Records supplied
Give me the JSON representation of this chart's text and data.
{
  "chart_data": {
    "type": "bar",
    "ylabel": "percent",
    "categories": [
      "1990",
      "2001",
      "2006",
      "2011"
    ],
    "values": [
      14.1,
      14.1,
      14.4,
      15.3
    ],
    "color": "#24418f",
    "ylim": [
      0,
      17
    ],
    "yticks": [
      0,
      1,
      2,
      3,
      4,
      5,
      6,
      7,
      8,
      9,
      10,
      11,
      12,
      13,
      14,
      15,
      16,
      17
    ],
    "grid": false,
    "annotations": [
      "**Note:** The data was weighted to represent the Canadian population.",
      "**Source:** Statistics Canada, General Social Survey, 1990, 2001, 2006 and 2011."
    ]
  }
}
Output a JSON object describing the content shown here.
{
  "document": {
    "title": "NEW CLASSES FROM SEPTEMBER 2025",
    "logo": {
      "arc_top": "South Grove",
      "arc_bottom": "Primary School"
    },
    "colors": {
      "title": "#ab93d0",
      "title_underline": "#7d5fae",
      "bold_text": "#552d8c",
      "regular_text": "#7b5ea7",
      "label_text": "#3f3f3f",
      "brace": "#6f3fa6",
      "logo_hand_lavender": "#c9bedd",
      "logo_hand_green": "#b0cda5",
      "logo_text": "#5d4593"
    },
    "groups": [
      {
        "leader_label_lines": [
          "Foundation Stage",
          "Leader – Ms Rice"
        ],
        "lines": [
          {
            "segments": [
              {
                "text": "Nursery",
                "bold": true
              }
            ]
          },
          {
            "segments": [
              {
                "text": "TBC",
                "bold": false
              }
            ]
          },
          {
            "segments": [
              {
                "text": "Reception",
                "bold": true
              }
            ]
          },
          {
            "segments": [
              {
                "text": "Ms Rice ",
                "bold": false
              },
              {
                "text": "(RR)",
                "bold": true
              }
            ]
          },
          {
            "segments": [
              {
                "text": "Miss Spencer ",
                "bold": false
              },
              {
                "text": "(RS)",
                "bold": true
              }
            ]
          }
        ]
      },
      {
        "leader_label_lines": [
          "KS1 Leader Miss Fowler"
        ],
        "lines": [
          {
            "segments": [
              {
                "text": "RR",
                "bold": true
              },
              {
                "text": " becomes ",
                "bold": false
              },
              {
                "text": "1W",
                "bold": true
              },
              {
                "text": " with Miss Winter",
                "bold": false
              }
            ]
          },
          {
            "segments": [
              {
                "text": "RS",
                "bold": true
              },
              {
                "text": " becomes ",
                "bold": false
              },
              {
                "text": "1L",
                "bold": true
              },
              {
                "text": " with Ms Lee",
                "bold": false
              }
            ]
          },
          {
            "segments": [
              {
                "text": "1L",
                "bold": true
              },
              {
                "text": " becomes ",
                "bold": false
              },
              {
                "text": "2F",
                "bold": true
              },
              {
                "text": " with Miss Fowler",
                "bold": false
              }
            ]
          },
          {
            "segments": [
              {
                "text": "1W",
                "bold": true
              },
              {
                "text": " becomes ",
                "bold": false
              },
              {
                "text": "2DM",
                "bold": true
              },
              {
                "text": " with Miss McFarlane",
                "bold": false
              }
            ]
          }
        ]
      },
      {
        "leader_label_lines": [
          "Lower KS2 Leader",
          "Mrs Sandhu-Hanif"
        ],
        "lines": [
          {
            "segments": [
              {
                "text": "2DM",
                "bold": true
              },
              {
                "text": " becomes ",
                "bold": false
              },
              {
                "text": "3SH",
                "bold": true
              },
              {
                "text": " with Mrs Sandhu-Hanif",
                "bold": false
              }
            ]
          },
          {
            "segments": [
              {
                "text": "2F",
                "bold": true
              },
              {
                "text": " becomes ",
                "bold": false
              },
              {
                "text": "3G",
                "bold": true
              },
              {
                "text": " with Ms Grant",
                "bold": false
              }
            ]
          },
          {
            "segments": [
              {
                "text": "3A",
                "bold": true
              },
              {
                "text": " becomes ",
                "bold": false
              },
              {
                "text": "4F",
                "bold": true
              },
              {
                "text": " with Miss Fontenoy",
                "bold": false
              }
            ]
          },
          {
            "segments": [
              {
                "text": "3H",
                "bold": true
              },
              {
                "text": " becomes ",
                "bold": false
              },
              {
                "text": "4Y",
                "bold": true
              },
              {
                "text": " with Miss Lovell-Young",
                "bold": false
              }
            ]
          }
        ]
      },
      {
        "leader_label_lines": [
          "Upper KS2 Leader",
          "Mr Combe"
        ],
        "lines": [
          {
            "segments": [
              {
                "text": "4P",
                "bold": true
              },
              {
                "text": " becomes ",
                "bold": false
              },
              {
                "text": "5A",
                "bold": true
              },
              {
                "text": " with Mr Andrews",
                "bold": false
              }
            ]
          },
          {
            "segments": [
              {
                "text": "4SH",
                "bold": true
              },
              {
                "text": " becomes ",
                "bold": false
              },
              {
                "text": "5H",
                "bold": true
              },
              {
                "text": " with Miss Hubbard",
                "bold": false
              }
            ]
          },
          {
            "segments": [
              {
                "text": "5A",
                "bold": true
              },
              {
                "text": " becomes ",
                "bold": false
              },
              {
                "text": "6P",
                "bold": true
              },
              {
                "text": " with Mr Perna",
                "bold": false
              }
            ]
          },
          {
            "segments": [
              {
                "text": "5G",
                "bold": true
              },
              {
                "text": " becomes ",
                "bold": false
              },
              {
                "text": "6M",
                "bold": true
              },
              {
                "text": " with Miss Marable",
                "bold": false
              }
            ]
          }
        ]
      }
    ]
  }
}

Requirements
Gather every line from the listing above in which the word "Miss" appears.

Task output
                "text": "Miss Spencer ",
          "KS1 Leader Miss Fowler"
                "text": " with Miss Winter",
                "text": " with Miss Fowler",
                "text": " with Miss McFarlane",
                "text": " with Miss Fontenoy",
                "text": " with Miss Lovell-Young",
                "text": " with Miss Hubbard",
                "text": " with Miss Marable",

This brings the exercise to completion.